----- RECORD EXTRACTS -----

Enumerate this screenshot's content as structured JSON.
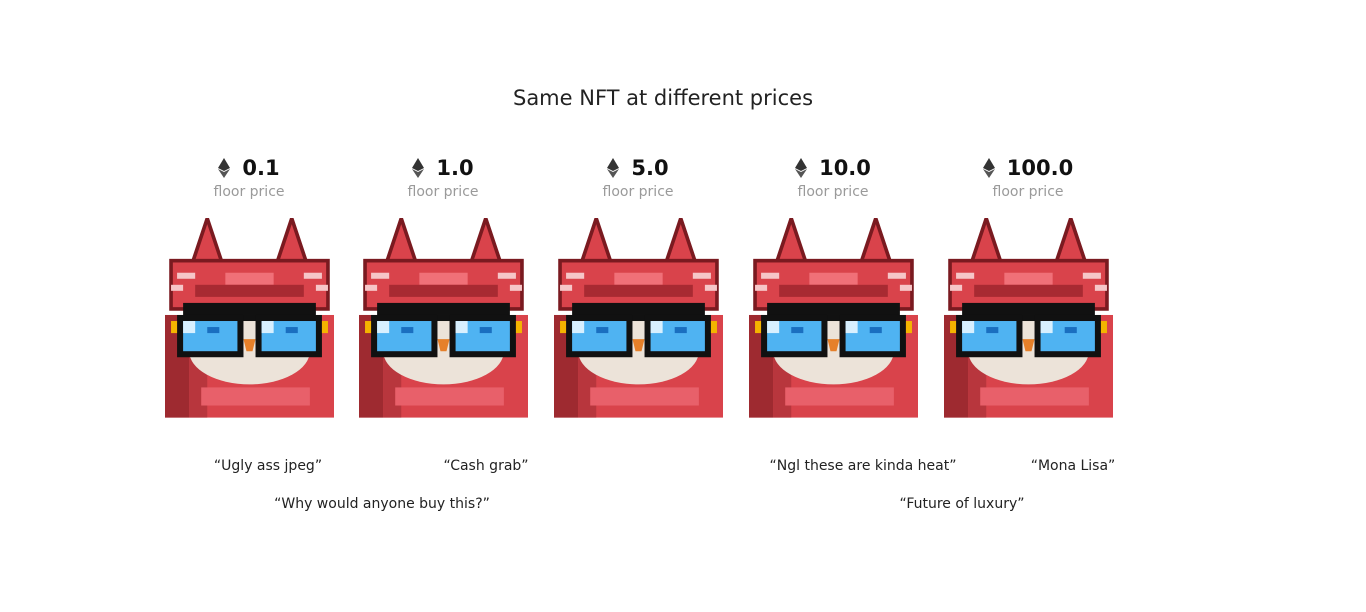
{
  "title": "Same NFT at different prices",
  "cards": [
    {
      "price": "0.1",
      "label": "floor price"
    },
    {
      "price": "1.0",
      "label": "floor price"
    },
    {
      "price": "5.0",
      "label": "floor price"
    },
    {
      "price": "10.0",
      "label": "floor price"
    },
    {
      "price": "100.0",
      "label": "floor price"
    }
  ],
  "captions": {
    "ugly": "“Ugly ass jpeg”",
    "cash": "“Cash grab”",
    "heat": "“Ngl these are kinda heat”",
    "mona": "“Mona Lisa”",
    "why": "“Why would anyone buy this?”",
    "future": "“Future of luxury”"
  },
  "icons": {
    "currency": "ethereum-icon"
  },
  "colors": {
    "red": "#d9434b",
    "dark_red": "#7a1a20",
    "lens": "#4fb3f2",
    "cream": "#ece3d9"
  }
}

-----

WRITTEN PROBLEM: Copy out all the records exactly, excluding pictures.

FULL SOLUTION:
Enumerate this screenshot's content as structured JSON.
{
  "title": "Same NFT at different prices",
  "cards": [
    {
      "price": "0.1",
      "label": "floor price"
    },
    {
      "price": "1.0",
      "label": "floor price"
    },
    {
      "price": "5.0",
      "label": "floor price"
    },
    {
      "price": "10.0",
      "label": "floor price"
    },
    {
      "price": "100.0",
      "label": "floor price"
    }
  ],
  "captions": {
    "ugly": "“Ugly ass jpeg”",
    "cash": "“Cash grab”",
    "heat": "“Ngl these are kinda heat”",
    "mona": "“Mona Lisa”",
    "why": "“Why would anyone buy this?”",
    "future": "“Future of luxury”"
  },
  "icons": {
    "currency": "ethereum-icon"
  },
  "colors": {
    "red": "#d9434b",
    "dark_red": "#7a1a20",
    "lens": "#4fb3f2",
    "cream": "#ece3d9"
  }
}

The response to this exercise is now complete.